[Instruction]:
Filter the records below down to lines containing "פירוט".

[Exercise inputs]:
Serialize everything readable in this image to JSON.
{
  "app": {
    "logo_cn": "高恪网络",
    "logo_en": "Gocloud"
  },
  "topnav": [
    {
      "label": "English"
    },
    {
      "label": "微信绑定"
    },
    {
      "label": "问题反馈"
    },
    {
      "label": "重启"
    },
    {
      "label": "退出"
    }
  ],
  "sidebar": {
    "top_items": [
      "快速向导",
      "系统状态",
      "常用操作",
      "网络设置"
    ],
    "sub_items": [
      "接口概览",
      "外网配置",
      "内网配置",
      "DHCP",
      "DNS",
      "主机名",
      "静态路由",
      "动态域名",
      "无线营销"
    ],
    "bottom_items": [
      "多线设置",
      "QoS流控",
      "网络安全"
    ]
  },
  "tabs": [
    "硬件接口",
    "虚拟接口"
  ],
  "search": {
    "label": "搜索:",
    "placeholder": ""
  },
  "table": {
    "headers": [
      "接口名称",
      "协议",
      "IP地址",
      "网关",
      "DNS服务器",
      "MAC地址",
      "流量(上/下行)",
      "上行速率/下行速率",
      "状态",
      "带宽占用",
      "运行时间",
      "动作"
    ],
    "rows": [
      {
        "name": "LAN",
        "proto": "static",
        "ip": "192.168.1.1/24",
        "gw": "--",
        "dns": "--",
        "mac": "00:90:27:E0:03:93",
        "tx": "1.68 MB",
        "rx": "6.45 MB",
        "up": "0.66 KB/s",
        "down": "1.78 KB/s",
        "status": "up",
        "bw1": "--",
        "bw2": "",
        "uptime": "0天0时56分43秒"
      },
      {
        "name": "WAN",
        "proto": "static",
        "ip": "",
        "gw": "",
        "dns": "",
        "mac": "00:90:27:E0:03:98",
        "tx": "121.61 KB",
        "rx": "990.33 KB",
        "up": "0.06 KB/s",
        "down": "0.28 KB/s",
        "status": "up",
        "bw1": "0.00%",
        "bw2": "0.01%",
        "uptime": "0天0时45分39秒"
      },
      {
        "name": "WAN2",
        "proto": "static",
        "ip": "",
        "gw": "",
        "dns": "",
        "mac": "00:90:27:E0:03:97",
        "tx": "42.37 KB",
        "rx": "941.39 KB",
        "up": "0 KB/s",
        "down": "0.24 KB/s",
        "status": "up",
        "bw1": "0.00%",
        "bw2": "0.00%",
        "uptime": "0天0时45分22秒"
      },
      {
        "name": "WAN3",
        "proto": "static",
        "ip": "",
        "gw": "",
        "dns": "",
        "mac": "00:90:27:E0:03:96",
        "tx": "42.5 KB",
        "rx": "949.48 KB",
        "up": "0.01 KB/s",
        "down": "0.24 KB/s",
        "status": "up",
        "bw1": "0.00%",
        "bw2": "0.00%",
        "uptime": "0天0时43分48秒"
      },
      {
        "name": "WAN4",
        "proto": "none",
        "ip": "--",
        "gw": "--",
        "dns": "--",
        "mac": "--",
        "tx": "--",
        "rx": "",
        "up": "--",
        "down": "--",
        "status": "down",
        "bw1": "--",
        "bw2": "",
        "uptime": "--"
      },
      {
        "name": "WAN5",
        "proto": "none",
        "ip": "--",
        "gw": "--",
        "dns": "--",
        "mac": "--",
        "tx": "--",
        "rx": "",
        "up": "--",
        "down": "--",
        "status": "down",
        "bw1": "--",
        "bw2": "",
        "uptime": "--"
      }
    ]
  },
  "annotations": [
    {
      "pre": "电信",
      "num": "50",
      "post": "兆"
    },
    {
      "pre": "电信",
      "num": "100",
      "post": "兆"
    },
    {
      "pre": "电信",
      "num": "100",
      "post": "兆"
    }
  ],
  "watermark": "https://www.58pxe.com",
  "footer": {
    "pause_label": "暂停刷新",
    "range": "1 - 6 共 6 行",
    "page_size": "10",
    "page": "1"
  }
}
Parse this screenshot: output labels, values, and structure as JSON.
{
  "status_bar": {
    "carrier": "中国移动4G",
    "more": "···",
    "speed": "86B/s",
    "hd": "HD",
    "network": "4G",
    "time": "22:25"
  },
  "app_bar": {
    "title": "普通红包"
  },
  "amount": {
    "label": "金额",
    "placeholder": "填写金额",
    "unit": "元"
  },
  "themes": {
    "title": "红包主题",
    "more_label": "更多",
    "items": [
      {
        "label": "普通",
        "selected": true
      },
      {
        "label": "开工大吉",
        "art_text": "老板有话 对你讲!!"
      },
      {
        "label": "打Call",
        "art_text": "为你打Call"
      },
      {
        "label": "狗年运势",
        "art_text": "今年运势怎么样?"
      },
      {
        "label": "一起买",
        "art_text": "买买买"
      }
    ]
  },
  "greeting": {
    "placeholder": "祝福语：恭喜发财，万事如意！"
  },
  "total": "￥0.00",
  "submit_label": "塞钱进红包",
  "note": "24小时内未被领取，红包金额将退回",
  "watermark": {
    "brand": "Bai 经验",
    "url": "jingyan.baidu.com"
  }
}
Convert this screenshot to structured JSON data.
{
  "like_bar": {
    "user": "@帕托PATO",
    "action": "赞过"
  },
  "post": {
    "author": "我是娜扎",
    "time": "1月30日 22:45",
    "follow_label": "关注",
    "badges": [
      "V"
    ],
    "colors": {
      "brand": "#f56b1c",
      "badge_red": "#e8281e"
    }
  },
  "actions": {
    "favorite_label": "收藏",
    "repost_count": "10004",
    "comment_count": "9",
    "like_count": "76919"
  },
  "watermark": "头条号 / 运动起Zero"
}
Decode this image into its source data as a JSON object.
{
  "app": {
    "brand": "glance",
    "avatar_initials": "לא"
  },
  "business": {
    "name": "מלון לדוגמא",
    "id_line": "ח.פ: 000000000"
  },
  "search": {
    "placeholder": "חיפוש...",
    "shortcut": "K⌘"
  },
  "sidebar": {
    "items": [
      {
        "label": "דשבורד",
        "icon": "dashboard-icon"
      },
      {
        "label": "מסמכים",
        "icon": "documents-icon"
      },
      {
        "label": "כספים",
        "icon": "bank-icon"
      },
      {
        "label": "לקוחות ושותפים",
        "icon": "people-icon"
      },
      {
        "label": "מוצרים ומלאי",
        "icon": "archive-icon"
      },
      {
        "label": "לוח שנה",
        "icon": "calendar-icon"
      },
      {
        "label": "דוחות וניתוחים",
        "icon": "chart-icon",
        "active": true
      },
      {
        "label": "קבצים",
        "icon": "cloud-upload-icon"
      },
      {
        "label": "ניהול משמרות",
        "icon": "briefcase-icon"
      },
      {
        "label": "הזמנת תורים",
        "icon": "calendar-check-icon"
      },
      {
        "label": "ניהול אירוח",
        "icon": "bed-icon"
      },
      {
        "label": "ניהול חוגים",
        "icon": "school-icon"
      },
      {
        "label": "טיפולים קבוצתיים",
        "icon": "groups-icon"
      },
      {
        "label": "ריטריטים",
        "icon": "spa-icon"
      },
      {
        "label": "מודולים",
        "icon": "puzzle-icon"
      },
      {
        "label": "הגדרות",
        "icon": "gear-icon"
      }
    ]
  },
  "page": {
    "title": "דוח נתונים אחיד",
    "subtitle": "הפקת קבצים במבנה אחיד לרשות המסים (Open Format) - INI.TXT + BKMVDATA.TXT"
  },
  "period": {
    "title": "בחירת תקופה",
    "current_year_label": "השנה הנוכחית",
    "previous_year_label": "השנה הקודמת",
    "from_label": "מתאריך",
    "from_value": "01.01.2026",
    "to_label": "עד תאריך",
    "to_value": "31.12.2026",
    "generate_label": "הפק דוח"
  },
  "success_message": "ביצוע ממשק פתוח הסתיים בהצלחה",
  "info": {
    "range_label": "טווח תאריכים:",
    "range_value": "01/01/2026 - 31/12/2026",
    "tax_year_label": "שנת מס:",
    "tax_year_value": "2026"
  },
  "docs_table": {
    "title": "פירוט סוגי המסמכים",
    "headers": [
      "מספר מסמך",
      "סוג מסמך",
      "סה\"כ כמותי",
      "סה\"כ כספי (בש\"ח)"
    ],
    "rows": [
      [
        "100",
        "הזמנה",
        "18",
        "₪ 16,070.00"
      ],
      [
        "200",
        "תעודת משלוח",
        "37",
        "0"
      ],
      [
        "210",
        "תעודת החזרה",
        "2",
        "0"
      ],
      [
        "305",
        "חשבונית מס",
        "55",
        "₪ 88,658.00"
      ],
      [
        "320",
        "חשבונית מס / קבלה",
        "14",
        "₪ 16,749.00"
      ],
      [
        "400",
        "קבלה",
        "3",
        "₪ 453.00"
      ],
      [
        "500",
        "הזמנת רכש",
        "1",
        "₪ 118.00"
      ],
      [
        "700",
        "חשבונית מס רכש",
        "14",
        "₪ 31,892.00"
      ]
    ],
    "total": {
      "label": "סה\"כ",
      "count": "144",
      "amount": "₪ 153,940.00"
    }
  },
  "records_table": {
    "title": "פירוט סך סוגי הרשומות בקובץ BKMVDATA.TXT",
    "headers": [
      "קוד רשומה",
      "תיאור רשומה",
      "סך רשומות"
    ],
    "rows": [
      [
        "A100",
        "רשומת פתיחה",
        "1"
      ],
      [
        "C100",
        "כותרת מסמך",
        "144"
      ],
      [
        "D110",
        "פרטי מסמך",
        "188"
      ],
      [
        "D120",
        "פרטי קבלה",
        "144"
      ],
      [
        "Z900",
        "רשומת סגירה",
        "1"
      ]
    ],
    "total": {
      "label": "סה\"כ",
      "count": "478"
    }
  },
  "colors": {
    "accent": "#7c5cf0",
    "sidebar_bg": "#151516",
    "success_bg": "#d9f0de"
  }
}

[Written reply]:
    "title": "פירוט סוגי המסמכים",
    "title": "פירוט סך סוגי הרשומות בקובץ BKMVDATA.TXT",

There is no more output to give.